■ THE REQUEST ■
Return the material word for word. Do not include the pictures.

-- Start of ENTRIES SUPPLIED --

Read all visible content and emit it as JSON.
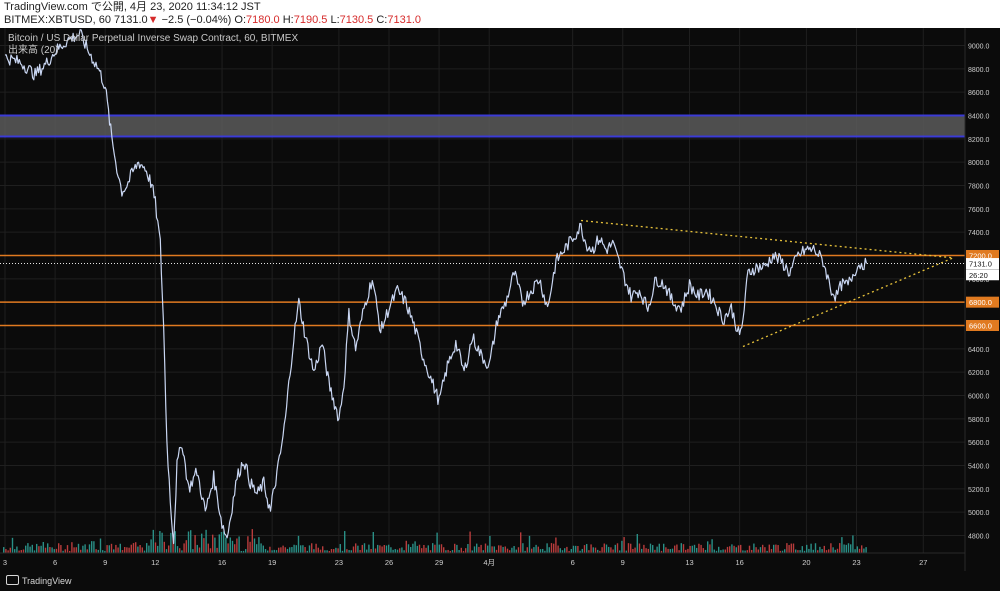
{
  "header": {
    "line1": "TradingView.com で公開, 4月 23, 2020 11:34:12 JST",
    "symbol_line": "BITMEX:XBTUSD, 60 7131.0",
    "change_arrow": "▼",
    "change": "−2.5 (−0.04%)",
    "o_label": " O:",
    "o_value": "7180.0",
    "h_label": " H:",
    "h_value": "7190.5",
    "l_label": " L:",
    "l_value": "7130.5",
    "c_label": " C:",
    "c_value": "7131.0"
  },
  "legend": {
    "title": "Bitcoin / US Dollar Perpetual Inverse Swap Contract, 60, BITMEX",
    "volume": "出来高 (20)"
  },
  "footer": {
    "brand": "TradingView"
  },
  "colors": {
    "background": "#0b0b0b",
    "grid": "#1f1f1f",
    "price_line": "#c9d6f2",
    "blue_level": "#3b3bd6",
    "zone_fill": "#5a5a5a",
    "orange_level": "#e07a20",
    "trend_line": "#e6c13a",
    "vol_up": "#2a8f86",
    "vol_down": "#b83c3c"
  },
  "chart_data": {
    "type": "line",
    "title": "Bitcoin / US Dollar Perpetual Inverse Swap Contract, 60, BITMEX",
    "xlabel": "",
    "ylabel": "",
    "ylim": [
      4650,
      9150
    ],
    "grid": true,
    "y_ticks": [
      "4800.0",
      "5000.0",
      "5200.0",
      "5400.0",
      "5600.0",
      "5800.0",
      "6000.0",
      "6200.0",
      "6400.0",
      "6600.0",
      "6800.0",
      "7000.0",
      "7200.0",
      "7400.0",
      "7600.0",
      "7800.0",
      "8000.0",
      "8200.0",
      "8400.0",
      "8600.0",
      "8800.0",
      "9000.0"
    ],
    "x_labels": [
      {
        "day": 3,
        "label": "3"
      },
      {
        "day": 6,
        "label": "6"
      },
      {
        "day": 9,
        "label": "9"
      },
      {
        "day": 12,
        "label": "12"
      },
      {
        "day": 16,
        "label": "16"
      },
      {
        "day": 19,
        "label": "19"
      },
      {
        "day": 23,
        "label": "23"
      },
      {
        "day": 26,
        "label": "26"
      },
      {
        "day": 29,
        "label": "29"
      },
      {
        "day": 32,
        "label": "4月"
      },
      {
        "day": 37,
        "label": "6"
      },
      {
        "day": 40,
        "label": "9"
      },
      {
        "day": 44,
        "label": "13"
      },
      {
        "day": 47,
        "label": "16"
      },
      {
        "day": 51,
        "label": "20"
      },
      {
        "day": 54,
        "label": "23"
      },
      {
        "day": 58,
        "label": "27"
      }
    ],
    "x_range": [
      3,
      60.2
    ],
    "series": [
      {
        "name": "",
        "x": [
          3,
          4,
          4.8,
          5.5,
          6,
          6.8,
          7.5,
          8,
          8.6,
          9,
          9.4,
          9.7,
          10,
          10.3,
          10.6,
          11,
          11.4,
          11.8,
          12,
          12.3,
          12.5,
          12.7,
          12.9,
          13.1,
          13.3,
          13.6,
          14,
          14.5,
          15,
          15.5,
          16,
          16.3,
          16.6,
          16.9,
          17.3,
          17.7,
          18.1,
          18.5,
          18.9,
          19,
          19.5,
          19.8,
          20,
          20.3,
          20.6,
          21,
          21.5,
          22,
          22.4,
          22.8,
          23,
          23.3,
          23.6,
          24,
          24.5,
          25,
          25.5,
          26,
          26.5,
          27,
          27.5,
          28,
          28.5,
          29,
          29.5,
          30,
          30.5,
          31,
          31.5,
          32,
          32.5,
          33,
          33.5,
          34,
          34.5,
          35,
          35.5,
          36,
          36.5,
          37,
          37.5,
          37.8,
          38.2,
          38.6,
          39,
          39.4,
          40,
          40.5,
          41,
          41.5,
          42,
          42.5,
          43,
          43.5,
          44,
          44.5,
          45,
          45.5,
          46,
          46.5,
          47,
          47.2,
          47.5,
          48,
          48.5,
          49,
          49.5,
          50,
          50.5,
          51,
          51.5,
          52,
          52.5,
          52.8,
          53.1,
          53.5,
          54,
          54.3,
          54.6
        ],
        "values": [
          8900,
          8850,
          8750,
          8850,
          8950,
          9050,
          9100,
          8950,
          8800,
          8650,
          8200,
          7950,
          7750,
          7800,
          7900,
          8000,
          7950,
          7800,
          7650,
          7300,
          6600,
          5600,
          5100,
          4750,
          5400,
          5600,
          5200,
          5350,
          5000,
          5300,
          4900,
          4780,
          5050,
          5300,
          5450,
          5250,
          5150,
          5250,
          5000,
          5100,
          5500,
          5800,
          6100,
          6500,
          6800,
          6500,
          6200,
          6450,
          6100,
          5900,
          5800,
          6100,
          6700,
          6400,
          6750,
          7000,
          6550,
          6750,
          6900,
          6800,
          6600,
          6350,
          6150,
          5950,
          6250,
          6450,
          6200,
          6500,
          6350,
          6250,
          6650,
          6800,
          7050,
          6800,
          6900,
          7000,
          6750,
          7150,
          7250,
          7350,
          7450,
          7300,
          7250,
          7350,
          7250,
          7300,
          7050,
          6850,
          6900,
          6750,
          7000,
          6950,
          6800,
          6750,
          6950,
          6850,
          6900,
          6800,
          6650,
          6750,
          6500,
          6650,
          7050,
          7100,
          7100,
          7200,
          7150,
          7050,
          7200,
          7250,
          7250,
          7150,
          6900,
          6850,
          6950,
          6950,
          7100,
          7130,
          7131
        ]
      }
    ],
    "levels": [
      {
        "price": 8400,
        "kind": "blue"
      },
      {
        "price": 8220,
        "kind": "blue"
      },
      {
        "price": 7200,
        "kind": "orange"
      },
      {
        "price": 6800,
        "kind": "orange"
      },
      {
        "price": 6600,
        "kind": "orange"
      }
    ],
    "zone": {
      "from": 8220,
      "to": 8400
    },
    "trendlines": [
      {
        "points": [
          [
            37.5,
            7500
          ],
          [
            59.8,
            7180
          ]
        ]
      },
      {
        "points": [
          [
            47.2,
            6420
          ],
          [
            59.8,
            7180
          ]
        ]
      }
    ],
    "price_labels": [
      {
        "price": 7200,
        "label": "7200.0",
        "kind": "orange"
      },
      {
        "price": 7131,
        "label": "7131.0",
        "kind": "last"
      },
      {
        "price": 7035,
        "label": "26:20",
        "kind": "timer"
      },
      {
        "price": 6800,
        "label": "6800.0",
        "kind": "orange"
      },
      {
        "price": 6600,
        "label": "6600.0",
        "kind": "orange"
      }
    ],
    "last_price": 7131.0,
    "volume": {
      "name": "出来高 (20)"
    }
  }
}
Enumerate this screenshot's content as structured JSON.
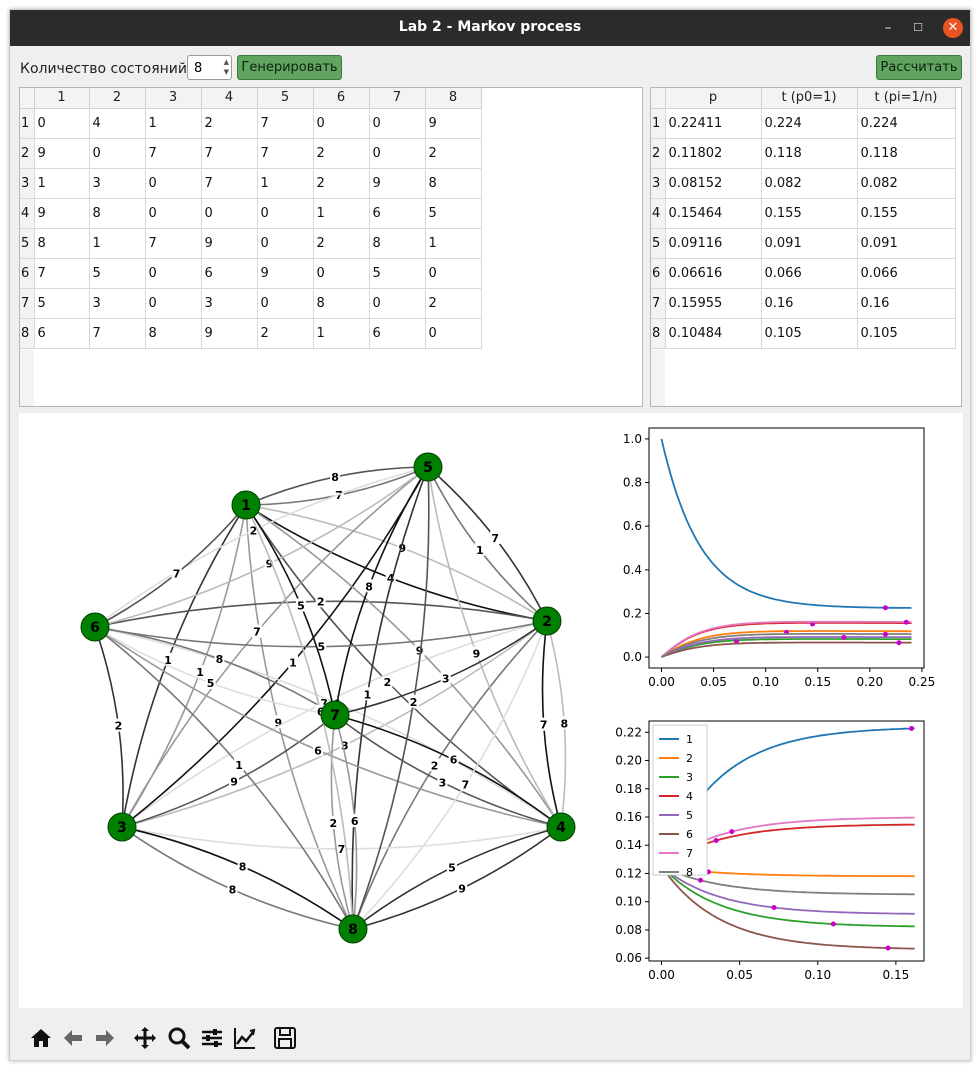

-- End of ENTRIES SUPPLIED --

■ OUTPUT OF THE TASK ■
Read all visible content and emit it as JSON.
{
  "header": {
    "line1": "TradingView.com で公開, 4月 23, 2020 11:34:12 JST",
    "symbol_line": "BITMEX:XBTUSD, 60 7131.0",
    "change_arrow": "▼",
    "change": "−2.5 (−0.04%)",
    "o_label": " O:",
    "o_value": "7180.0",
    "h_label": " H:",
    "h_value": "7190.5",
    "l_label": " L:",
    "l_value": "7130.5",
    "c_label": " C:",
    "c_value": "7131.0"
  },
  "legend": {
    "title": "Bitcoin / US Dollar Perpetual Inverse Swap Contract, 60, BITMEX",
    "volume": "出来高 (20)"
  },
  "footer": {
    "brand": "TradingView"
  },
  "colors": {
    "background": "#0b0b0b",
    "grid": "#1f1f1f",
    "price_line": "#c9d6f2",
    "blue_level": "#3b3bd6",
    "zone_fill": "#5a5a5a",
    "orange_level": "#e07a20",
    "trend_line": "#e6c13a",
    "vol_up": "#2a8f86",
    "vol_down": "#b83c3c"
  },
  "chart_data": {
    "type": "line",
    "title": "Bitcoin / US Dollar Perpetual Inverse Swap Contract, 60, BITMEX",
    "xlabel": "",
    "ylabel": "",
    "ylim": [
      4650,
      9150
    ],
    "grid": true,
    "y_ticks": [
      "4800.0",
      "5000.0",
      "5200.0",
      "5400.0",
      "5600.0",
      "5800.0",
      "6000.0",
      "6200.0",
      "6400.0",
      "6600.0",
      "6800.0",
      "7000.0",
      "7200.0",
      "7400.0",
      "7600.0",
      "7800.0",
      "8000.0",
      "8200.0",
      "8400.0",
      "8600.0",
      "8800.0",
      "9000.0"
    ],
    "x_labels": [
      {
        "day": 3,
        "label": "3"
      },
      {
        "day": 6,
        "label": "6"
      },
      {
        "day": 9,
        "label": "9"
      },
      {
        "day": 12,
        "label": "12"
      },
      {
        "day": 16,
        "label": "16"
      },
      {
        "day": 19,
        "label": "19"
      },
      {
        "day": 23,
        "label": "23"
      },
      {
        "day": 26,
        "label": "26"
      },
      {
        "day": 29,
        "label": "29"
      },
      {
        "day": 32,
        "label": "4月"
      },
      {
        "day": 37,
        "label": "6"
      },
      {
        "day": 40,
        "label": "9"
      },
      {
        "day": 44,
        "label": "13"
      },
      {
        "day": 47,
        "label": "16"
      },
      {
        "day": 51,
        "label": "20"
      },
      {
        "day": 54,
        "label": "23"
      },
      {
        "day": 58,
        "label": "27"
      }
    ],
    "x_range": [
      3,
      60.2
    ],
    "series": [
      {
        "name": "",
        "x": [
          3,
          4,
          4.8,
          5.5,
          6,
          6.8,
          7.5,
          8,
          8.6,
          9,
          9.4,
          9.7,
          10,
          10.3,
          10.6,
          11,
          11.4,
          11.8,
          12,
          12.3,
          12.5,
          12.7,
          12.9,
          13.1,
          13.3,
          13.6,
          14,
          14.5,
          15,
          15.5,
          16,
          16.3,
          16.6,
          16.9,
          17.3,
          17.7,
          18.1,
          18.5,
          18.9,
          19,
          19.5,
          19.8,
          20,
          20.3,
          20.6,
          21,
          21.5,
          22,
          22.4,
          22.8,
          23,
          23.3,
          23.6,
          24,
          24.5,
          25,
          25.5,
          26,
          26.5,
          27,
          27.5,
          28,
          28.5,
          29,
          29.5,
          30,
          30.5,
          31,
          31.5,
          32,
          32.5,
          33,
          33.5,
          34,
          34.5,
          35,
          35.5,
          36,
          36.5,
          37,
          37.5,
          37.8,
          38.2,
          38.6,
          39,
          39.4,
          40,
          40.5,
          41,
          41.5,
          42,
          42.5,
          43,
          43.5,
          44,
          44.5,
          45,
          45.5,
          46,
          46.5,
          47,
          47.2,
          47.5,
          48,
          48.5,
          49,
          49.5,
          50,
          50.5,
          51,
          51.5,
          52,
          52.5,
          52.8,
          53.1,
          53.5,
          54,
          54.3,
          54.6
        ],
        "values": [
          8900,
          8850,
          8750,
          8850,
          8950,
          9050,
          9100,
          8950,
          8800,
          8650,
          8200,
          7950,
          7750,
          7800,
          7900,
          8000,
          7950,
          7800,
          7650,
          7300,
          6600,
          5600,
          5100,
          4750,
          5400,
          5600,
          5200,
          5350,
          5000,
          5300,
          4900,
          4780,
          5050,
          5300,
          5450,
          5250,
          5150,
          5250,
          5000,
          5100,
          5500,
          5800,
          6100,
          6500,
          6800,
          6500,
          6200,
          6450,
          6100,
          5900,
          5800,
          6100,
          6700,
          6400,
          6750,
          7000,
          6550,
          6750,
          6900,
          6800,
          6600,
          6350,
          6150,
          5950,
          6250,
          6450,
          6200,
          6500,
          6350,
          6250,
          6650,
          6800,
          7050,
          6800,
          6900,
          7000,
          6750,
          7150,
          7250,
          7350,
          7450,
          7300,
          7250,
          7350,
          7250,
          7300,
          7050,
          6850,
          6900,
          6750,
          7000,
          6950,
          6800,
          6750,
          6950,
          6850,
          6900,
          6800,
          6650,
          6750,
          6500,
          6650,
          7050,
          7100,
          7100,
          7200,
          7150,
          7050,
          7200,
          7250,
          7250,
          7150,
          6900,
          6850,
          6950,
          6950,
          7100,
          7130,
          7131
        ]
      }
    ],
    "levels": [
      {
        "price": 8400,
        "kind": "blue"
      },
      {
        "price": 8220,
        "kind": "blue"
      },
      {
        "price": 7200,
        "kind": "orange"
      },
      {
        "price": 6800,
        "kind": "orange"
      },
      {
        "price": 6600,
        "kind": "orange"
      }
    ],
    "zone": {
      "from": 8220,
      "to": 8400
    },
    "trendlines": [
      {
        "points": [
          [
            37.5,
            7500
          ],
          [
            59.8,
            7180
          ]
        ]
      },
      {
        "points": [
          [
            47.2,
            6420
          ],
          [
            59.8,
            7180
          ]
        ]
      }
    ],
    "price_labels": [
      {
        "price": 7200,
        "label": "7200.0",
        "kind": "orange"
      },
      {
        "price": 7131,
        "label": "7131.0",
        "kind": "last"
      },
      {
        "price": 7035,
        "label": "26:20",
        "kind": "timer"
      },
      {
        "price": 6800,
        "label": "6800.0",
        "kind": "orange"
      },
      {
        "price": 6600,
        "label": "6600.0",
        "kind": "orange"
      }
    ],
    "last_price": 7131.0,
    "volume": {
      "name": "出来高 (20)"
    }
  }
}
Enumerate this screenshot's content as structured JSON.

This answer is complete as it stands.